- [Exercise description]: Every line that holds the string "name" is to be identified and copied.

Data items
************
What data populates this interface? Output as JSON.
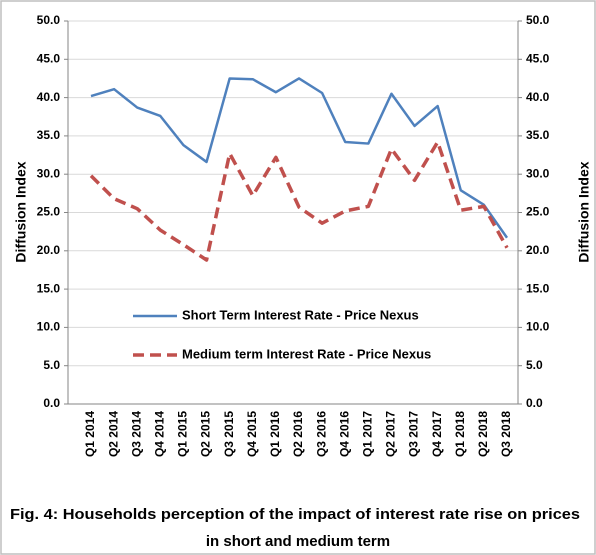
{
  "chart_data": {
    "type": "line",
    "caption": [
      "Fig. 4:  Households  perception of the impact of interest rate rise on prices",
      "in short and medium term"
    ],
    "y_label": "Diffusion Index",
    "y2_label": "Diffusion Index",
    "categories": [
      "Q1 2014",
      "Q2 2014",
      "Q3 2014",
      "Q4 2014",
      "Q1 2015",
      "Q2 2015",
      "Q3 2015",
      "Q4 2015",
      "Q1 2016",
      "Q2 2016",
      "Q3 2016",
      "Q4 2016",
      "Q1 2017",
      "Q2 2017",
      "Q3 2017",
      "Q4 2017",
      "Q1 2018",
      "Q2 2018",
      "Q3 2018"
    ],
    "series": [
      {
        "name": "Short Term Interest Rate - Price Nexus",
        "color": "#4f81bd",
        "dashed": false,
        "values": [
          40.2,
          41.1,
          38.7,
          37.6,
          33.8,
          31.6,
          42.5,
          42.4,
          40.7,
          42.5,
          40.6,
          34.2,
          34.0,
          40.5,
          36.3,
          38.9,
          27.9,
          26.0,
          21.7
        ]
      },
      {
        "name": "Medium  term Interest Rate - Price Nexus",
        "color": "#c0504d",
        "dashed": true,
        "values": [
          29.8,
          26.8,
          25.5,
          22.7,
          20.8,
          18.8,
          32.7,
          27.2,
          32.2,
          25.7,
          23.6,
          25.2,
          25.8,
          33.3,
          29.2,
          34.2,
          25.3,
          25.8,
          20.4
        ]
      }
    ],
    "ylim": [
      0,
      50
    ],
    "yticks": [
      {
        "value": 0,
        "label": "0.0"
      },
      {
        "value": 5,
        "label": "5.0"
      },
      {
        "value": 10,
        "label": "10.0"
      },
      {
        "value": 15,
        "label": "15.0"
      },
      {
        "value": 20,
        "label": "20.0"
      },
      {
        "value": 25,
        "label": "25.0"
      },
      {
        "value": 30,
        "label": "30.0"
      },
      {
        "value": 35,
        "label": "35.0"
      },
      {
        "value": 40,
        "label": "40.0"
      },
      {
        "value": 45,
        "label": "45.0"
      },
      {
        "value": 50,
        "label": "50.0"
      }
    ],
    "y2lim": [
      0,
      50
    ],
    "y2ticks": [
      {
        "value": 0,
        "label": "0.0"
      },
      {
        "value": 5,
        "label": "5.0"
      },
      {
        "value": 10,
        "label": "10.0"
      },
      {
        "value": 15,
        "label": "15.0"
      },
      {
        "value": 20,
        "label": "20.0"
      },
      {
        "value": 25,
        "label": "25.0"
      },
      {
        "value": 30,
        "label": "30.0"
      },
      {
        "value": 35,
        "label": "35.0"
      },
      {
        "value": 40,
        "label": "40.0"
      },
      {
        "value": 45,
        "label": "45.0"
      },
      {
        "value": 50,
        "label": "50.0"
      }
    ],
    "grid": true
  }
}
************
- [Solution for this exercise]:
        "name": "Short Term Interest Rate - Price Nexus",
        "name": "Medium  term Interest Rate - Price Nexus",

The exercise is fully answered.